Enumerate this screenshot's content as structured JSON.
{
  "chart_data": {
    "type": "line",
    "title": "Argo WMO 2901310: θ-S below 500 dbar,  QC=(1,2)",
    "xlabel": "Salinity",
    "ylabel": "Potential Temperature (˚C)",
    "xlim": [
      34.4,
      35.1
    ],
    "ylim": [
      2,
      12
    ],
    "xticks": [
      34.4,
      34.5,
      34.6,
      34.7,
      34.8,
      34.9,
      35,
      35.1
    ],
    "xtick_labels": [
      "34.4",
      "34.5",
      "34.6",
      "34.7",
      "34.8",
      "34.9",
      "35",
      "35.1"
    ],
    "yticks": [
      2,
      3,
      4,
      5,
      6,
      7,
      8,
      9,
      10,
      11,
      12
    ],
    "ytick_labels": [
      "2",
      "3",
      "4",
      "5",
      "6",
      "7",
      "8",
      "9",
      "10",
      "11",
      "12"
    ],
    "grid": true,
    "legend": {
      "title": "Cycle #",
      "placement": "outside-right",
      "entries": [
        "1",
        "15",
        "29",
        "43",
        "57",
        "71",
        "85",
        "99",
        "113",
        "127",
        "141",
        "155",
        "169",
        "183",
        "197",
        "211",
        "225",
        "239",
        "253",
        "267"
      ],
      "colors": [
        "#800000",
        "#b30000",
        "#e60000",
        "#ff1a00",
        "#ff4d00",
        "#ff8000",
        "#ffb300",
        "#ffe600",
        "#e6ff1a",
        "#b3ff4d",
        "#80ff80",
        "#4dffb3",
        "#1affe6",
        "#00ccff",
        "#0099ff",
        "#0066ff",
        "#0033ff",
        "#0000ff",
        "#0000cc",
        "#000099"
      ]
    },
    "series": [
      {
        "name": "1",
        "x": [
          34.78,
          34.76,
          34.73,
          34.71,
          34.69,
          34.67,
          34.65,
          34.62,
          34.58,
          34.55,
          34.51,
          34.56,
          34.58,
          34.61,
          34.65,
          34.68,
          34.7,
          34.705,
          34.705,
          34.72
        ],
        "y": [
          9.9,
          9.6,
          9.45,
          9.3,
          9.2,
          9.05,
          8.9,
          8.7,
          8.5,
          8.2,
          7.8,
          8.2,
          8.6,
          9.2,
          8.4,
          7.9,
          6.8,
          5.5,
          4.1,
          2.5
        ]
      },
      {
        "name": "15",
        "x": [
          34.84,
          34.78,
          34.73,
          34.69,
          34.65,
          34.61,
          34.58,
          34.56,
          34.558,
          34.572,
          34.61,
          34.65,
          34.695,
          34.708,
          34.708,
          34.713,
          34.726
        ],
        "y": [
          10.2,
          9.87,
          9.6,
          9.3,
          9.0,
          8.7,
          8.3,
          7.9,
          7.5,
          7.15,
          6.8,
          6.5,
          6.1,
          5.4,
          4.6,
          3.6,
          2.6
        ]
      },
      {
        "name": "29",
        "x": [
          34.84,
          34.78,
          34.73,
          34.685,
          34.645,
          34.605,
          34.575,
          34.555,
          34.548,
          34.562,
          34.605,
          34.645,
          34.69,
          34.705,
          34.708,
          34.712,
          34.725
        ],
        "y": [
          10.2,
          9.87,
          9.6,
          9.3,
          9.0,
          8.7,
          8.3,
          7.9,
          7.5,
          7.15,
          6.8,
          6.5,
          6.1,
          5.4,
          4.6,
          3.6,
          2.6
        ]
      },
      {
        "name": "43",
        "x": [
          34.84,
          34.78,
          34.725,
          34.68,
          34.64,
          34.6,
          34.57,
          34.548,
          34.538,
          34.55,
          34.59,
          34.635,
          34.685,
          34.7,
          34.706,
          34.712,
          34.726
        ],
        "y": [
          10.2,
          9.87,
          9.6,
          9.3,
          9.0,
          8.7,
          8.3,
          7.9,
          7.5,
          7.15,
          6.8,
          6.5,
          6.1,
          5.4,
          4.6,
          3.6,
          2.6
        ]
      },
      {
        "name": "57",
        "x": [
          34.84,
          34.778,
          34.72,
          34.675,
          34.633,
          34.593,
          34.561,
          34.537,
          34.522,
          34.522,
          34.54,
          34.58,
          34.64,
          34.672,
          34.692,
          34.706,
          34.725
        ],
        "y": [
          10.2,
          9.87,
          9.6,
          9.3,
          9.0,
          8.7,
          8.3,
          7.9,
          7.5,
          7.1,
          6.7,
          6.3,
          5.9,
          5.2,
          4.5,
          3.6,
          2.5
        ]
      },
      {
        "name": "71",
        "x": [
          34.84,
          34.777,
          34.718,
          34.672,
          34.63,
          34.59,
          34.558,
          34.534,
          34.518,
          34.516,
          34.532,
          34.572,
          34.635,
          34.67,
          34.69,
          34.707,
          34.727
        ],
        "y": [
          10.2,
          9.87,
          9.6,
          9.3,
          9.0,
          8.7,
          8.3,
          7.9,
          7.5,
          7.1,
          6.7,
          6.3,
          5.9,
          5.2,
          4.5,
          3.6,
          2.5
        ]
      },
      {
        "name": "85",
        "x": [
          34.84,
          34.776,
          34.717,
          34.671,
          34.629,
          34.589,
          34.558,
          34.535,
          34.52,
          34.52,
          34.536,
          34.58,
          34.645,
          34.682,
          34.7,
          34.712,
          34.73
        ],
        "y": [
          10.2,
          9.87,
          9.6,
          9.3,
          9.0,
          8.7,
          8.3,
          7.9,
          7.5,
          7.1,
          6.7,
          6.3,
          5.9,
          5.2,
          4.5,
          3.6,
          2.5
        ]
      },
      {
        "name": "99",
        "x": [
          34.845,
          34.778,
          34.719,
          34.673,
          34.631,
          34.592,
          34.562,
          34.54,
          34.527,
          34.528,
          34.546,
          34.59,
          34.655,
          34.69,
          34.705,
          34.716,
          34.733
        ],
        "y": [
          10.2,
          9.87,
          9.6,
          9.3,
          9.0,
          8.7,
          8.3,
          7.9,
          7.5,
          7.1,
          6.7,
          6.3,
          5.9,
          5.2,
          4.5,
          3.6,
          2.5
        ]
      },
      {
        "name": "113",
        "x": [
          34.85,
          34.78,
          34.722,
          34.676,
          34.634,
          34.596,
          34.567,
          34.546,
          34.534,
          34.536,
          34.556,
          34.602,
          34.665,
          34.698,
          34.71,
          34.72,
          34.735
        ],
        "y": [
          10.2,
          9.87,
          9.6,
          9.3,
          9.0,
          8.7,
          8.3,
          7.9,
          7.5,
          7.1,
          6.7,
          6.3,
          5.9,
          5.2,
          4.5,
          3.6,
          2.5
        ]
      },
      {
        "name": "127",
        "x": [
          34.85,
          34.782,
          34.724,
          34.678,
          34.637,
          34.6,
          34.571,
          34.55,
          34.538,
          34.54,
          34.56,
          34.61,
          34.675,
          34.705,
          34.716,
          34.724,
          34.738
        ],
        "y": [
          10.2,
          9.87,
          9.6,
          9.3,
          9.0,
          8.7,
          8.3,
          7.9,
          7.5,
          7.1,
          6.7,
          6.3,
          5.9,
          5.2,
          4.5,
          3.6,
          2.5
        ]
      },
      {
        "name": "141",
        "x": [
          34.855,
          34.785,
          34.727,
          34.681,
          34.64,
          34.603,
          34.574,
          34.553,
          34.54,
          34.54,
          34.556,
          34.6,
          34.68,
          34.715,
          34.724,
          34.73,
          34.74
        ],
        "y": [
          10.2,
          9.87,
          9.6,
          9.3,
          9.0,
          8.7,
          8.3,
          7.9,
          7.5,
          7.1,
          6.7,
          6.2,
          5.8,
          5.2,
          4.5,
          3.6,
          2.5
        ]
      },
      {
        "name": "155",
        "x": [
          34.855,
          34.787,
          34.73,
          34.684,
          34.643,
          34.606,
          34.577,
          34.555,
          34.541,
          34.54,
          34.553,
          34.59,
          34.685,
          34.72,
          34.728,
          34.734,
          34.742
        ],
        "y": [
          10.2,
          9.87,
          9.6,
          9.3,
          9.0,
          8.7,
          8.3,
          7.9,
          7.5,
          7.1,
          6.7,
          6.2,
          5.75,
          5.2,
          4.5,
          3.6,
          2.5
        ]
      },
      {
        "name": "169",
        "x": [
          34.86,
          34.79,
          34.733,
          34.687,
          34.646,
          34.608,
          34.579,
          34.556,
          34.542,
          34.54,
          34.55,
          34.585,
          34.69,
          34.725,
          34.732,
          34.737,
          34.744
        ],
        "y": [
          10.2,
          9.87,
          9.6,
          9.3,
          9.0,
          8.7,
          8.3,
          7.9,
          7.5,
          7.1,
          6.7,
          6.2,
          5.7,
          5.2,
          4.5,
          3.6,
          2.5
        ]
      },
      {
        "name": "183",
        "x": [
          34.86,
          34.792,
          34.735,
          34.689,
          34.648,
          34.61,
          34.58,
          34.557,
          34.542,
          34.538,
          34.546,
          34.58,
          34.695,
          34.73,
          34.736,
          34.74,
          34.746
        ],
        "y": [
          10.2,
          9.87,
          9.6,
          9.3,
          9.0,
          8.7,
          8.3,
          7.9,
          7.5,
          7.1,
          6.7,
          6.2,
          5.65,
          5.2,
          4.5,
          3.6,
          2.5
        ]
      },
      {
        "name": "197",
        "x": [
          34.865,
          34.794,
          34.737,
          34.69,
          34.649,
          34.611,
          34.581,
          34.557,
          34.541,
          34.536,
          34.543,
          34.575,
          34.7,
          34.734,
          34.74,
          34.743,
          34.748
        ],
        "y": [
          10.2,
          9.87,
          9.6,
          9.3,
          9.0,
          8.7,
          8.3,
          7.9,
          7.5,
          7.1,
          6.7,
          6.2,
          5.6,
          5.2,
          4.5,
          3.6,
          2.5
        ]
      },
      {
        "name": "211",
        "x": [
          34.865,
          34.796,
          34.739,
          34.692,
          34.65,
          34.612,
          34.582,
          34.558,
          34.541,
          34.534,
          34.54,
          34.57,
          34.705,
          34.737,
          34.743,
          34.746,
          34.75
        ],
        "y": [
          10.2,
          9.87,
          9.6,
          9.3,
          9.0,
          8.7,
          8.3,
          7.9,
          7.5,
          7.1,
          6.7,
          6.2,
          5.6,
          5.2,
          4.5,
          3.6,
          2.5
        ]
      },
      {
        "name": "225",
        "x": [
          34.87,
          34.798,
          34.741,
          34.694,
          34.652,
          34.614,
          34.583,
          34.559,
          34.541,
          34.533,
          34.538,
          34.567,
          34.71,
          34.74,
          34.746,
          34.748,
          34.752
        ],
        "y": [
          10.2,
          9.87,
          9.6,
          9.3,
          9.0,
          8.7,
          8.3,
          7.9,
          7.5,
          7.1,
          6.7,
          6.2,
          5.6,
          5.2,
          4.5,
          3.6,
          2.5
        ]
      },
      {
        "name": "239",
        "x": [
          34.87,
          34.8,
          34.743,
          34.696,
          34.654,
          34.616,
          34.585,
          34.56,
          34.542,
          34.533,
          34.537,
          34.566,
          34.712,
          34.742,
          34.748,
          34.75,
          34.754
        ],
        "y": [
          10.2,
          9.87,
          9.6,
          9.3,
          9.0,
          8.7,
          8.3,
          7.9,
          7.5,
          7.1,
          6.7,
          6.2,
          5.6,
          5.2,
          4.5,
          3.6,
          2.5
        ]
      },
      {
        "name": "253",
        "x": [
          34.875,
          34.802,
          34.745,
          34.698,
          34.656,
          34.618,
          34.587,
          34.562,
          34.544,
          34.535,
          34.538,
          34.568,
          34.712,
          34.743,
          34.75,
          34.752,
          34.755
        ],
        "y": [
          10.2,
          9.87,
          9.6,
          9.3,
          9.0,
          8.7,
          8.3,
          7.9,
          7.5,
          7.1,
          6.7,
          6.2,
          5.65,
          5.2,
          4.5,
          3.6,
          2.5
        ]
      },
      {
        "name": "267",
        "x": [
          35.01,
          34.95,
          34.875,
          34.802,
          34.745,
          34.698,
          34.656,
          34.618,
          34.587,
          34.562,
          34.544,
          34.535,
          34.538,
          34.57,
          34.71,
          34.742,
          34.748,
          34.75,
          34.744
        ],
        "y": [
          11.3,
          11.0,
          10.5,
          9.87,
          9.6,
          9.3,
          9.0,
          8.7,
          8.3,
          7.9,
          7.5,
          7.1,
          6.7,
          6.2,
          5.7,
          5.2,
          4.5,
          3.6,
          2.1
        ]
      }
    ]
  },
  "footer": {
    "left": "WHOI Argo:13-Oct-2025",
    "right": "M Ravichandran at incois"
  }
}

**Exercise description**. Where a line in the material contains "right", copy that line.

**Solution to this problem**.
      "placement": "outside-right",
    "right": "M Ravichandran at incois"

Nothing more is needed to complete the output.